What the task requires
Collect each line of the records containing the string "screenshot".

Source data
>>>

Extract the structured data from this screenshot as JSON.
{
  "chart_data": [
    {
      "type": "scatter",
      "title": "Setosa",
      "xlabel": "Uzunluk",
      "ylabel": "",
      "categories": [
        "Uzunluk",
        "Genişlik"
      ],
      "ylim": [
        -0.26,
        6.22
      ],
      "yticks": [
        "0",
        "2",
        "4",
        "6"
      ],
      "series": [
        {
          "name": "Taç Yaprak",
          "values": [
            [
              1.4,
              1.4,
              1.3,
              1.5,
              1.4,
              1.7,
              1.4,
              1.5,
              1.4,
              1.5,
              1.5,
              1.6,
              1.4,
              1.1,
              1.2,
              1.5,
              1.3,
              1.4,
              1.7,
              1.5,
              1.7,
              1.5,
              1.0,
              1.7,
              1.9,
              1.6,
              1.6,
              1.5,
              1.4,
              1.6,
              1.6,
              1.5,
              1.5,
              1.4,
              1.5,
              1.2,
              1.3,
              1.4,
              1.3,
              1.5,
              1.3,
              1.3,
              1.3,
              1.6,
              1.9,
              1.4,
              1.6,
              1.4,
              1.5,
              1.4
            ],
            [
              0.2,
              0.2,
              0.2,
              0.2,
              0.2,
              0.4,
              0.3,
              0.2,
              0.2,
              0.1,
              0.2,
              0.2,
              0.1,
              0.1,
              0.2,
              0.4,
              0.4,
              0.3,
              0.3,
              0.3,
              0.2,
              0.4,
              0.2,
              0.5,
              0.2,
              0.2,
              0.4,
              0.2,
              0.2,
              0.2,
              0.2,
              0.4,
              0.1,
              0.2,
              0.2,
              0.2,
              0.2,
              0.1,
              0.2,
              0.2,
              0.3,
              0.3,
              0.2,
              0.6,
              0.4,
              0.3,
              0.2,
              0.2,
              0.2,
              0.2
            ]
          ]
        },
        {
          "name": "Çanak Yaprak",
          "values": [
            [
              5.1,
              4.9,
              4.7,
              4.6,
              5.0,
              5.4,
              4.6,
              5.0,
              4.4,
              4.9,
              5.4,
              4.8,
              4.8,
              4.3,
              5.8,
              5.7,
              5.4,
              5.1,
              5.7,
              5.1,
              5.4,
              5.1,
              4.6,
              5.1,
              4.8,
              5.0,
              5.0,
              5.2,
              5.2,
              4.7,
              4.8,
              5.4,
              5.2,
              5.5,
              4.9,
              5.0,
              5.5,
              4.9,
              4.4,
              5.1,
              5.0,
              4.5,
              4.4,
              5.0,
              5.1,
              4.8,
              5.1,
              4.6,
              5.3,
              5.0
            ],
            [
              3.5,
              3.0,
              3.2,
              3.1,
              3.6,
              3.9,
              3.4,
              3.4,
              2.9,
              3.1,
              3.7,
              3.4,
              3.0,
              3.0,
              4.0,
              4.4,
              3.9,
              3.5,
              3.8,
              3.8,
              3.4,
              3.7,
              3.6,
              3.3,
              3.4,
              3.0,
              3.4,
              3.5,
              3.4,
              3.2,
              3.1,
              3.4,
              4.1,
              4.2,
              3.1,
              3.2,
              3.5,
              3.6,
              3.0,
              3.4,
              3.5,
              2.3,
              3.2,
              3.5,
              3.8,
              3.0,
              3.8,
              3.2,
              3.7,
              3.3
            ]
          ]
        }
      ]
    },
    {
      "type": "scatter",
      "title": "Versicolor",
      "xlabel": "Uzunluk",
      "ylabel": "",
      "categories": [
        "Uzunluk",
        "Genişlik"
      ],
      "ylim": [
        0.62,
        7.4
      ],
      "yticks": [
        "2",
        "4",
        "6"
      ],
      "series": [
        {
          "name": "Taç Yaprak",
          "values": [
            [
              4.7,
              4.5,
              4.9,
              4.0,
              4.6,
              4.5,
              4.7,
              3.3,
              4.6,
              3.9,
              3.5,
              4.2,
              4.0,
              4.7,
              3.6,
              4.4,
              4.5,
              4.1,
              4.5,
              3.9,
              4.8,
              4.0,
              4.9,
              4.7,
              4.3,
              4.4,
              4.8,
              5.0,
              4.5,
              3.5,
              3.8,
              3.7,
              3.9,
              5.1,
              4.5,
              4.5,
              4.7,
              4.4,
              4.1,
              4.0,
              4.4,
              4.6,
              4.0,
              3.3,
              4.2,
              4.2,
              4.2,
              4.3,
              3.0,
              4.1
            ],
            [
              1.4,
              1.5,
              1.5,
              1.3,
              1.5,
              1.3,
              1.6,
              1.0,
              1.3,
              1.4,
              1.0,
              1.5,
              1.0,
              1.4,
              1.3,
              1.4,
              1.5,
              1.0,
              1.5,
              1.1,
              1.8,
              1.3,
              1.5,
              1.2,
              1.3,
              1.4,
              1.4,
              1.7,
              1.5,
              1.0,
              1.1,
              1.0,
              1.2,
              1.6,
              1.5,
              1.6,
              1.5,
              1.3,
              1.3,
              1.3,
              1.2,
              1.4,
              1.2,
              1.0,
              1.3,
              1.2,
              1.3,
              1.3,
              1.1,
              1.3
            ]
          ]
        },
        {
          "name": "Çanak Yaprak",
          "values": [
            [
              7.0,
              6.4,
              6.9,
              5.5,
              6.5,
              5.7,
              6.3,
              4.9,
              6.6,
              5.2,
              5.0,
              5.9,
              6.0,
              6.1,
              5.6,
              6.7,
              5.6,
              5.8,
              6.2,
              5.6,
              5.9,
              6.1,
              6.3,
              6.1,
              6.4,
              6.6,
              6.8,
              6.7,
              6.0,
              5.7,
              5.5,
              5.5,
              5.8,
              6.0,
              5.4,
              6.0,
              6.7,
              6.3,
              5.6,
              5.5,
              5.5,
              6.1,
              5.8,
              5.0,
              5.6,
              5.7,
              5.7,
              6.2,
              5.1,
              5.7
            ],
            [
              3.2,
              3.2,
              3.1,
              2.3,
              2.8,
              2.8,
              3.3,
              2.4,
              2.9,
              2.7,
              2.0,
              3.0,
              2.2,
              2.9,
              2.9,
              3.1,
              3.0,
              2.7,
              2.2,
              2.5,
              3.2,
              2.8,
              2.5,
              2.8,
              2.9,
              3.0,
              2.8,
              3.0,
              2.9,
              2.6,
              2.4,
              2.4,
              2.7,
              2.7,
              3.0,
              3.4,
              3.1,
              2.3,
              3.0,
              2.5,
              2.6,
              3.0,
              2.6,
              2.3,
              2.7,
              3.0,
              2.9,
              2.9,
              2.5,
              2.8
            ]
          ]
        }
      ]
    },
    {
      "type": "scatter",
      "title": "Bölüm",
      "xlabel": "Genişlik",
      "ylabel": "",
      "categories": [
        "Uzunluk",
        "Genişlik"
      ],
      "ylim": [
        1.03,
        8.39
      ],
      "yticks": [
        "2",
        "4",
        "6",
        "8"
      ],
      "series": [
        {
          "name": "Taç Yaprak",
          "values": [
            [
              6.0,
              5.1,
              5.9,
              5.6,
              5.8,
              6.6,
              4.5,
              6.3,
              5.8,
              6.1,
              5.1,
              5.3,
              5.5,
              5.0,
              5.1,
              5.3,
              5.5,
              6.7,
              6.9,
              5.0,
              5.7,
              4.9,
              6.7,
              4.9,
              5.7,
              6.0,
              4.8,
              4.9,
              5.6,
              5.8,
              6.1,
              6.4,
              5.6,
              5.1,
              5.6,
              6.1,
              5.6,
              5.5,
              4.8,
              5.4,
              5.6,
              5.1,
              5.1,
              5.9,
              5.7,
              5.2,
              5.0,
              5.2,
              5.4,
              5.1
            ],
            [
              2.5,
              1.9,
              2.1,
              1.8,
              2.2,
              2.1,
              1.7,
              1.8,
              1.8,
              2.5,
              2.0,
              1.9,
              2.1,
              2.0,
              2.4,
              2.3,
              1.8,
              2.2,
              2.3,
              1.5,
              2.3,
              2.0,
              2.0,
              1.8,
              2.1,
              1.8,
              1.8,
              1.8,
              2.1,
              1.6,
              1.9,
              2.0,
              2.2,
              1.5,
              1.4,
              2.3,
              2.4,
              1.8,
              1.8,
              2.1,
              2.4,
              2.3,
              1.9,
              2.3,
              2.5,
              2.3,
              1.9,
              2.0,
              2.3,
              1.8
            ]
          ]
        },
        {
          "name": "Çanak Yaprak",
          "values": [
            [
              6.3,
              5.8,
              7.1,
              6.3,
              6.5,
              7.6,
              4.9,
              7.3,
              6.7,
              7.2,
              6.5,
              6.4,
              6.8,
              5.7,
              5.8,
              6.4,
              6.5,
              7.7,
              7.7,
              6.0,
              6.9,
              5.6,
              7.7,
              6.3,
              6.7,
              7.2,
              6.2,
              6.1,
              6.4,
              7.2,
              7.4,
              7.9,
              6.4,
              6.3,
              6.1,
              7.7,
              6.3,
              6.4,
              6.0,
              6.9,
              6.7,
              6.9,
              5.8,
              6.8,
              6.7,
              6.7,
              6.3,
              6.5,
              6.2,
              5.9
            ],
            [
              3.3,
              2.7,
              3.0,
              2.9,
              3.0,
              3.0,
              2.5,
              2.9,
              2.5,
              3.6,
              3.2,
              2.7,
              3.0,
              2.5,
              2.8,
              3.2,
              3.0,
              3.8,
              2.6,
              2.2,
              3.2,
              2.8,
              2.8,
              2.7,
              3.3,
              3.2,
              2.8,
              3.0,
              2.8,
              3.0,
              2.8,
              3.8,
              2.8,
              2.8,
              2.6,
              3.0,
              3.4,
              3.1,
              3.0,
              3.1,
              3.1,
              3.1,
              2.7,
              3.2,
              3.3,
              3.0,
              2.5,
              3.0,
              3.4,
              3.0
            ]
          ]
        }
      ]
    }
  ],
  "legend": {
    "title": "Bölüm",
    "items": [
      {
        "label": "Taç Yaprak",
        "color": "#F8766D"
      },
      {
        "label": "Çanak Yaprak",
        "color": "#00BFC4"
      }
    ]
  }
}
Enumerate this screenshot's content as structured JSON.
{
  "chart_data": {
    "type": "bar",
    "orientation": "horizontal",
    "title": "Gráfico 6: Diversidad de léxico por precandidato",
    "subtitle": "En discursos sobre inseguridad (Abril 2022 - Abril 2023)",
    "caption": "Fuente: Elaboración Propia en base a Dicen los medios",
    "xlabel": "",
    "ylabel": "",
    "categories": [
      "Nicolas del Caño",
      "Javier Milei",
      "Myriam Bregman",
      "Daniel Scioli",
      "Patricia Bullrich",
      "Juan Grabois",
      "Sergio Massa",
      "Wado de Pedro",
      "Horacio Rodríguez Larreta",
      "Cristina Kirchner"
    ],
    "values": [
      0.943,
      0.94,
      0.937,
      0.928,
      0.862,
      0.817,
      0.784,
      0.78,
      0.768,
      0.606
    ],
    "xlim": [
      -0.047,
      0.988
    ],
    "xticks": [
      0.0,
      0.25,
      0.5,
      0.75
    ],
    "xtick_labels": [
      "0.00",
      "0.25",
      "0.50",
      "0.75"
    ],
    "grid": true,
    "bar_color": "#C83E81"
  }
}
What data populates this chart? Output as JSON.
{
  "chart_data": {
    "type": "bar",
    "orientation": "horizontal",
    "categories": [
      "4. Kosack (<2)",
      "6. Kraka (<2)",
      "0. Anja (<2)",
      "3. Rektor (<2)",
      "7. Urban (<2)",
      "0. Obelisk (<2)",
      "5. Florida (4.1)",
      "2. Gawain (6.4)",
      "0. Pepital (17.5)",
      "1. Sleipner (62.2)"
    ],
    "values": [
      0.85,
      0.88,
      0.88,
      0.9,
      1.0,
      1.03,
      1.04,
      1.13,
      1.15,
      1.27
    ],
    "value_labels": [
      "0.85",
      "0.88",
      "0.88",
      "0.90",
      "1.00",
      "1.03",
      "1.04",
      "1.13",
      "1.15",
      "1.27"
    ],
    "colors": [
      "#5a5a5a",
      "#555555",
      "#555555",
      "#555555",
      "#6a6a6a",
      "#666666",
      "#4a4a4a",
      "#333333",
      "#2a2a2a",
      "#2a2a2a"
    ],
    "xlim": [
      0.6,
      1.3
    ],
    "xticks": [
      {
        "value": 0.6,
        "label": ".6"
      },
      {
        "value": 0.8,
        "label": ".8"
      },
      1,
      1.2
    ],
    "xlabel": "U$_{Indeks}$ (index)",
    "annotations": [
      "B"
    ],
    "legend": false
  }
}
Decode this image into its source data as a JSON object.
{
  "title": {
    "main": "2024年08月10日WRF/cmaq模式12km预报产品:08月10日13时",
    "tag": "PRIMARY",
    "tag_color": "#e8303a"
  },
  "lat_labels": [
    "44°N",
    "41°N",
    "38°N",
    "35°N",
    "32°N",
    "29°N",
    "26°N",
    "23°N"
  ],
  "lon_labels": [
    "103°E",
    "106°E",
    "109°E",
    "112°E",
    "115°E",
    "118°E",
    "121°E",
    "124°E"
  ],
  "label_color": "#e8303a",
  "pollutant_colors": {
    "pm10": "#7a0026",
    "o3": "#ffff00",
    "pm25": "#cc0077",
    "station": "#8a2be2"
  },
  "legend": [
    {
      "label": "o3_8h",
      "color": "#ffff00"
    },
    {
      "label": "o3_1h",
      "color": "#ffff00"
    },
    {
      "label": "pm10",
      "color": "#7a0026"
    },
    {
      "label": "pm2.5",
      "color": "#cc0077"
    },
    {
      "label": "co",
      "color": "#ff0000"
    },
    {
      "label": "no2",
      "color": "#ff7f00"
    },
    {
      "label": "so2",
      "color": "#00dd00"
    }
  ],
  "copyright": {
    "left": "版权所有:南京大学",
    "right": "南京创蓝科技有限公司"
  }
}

<<<

Solution to this problem
Extract the structured data from this screenshot as JSON.
Enumerate this screenshot's content as structured JSON.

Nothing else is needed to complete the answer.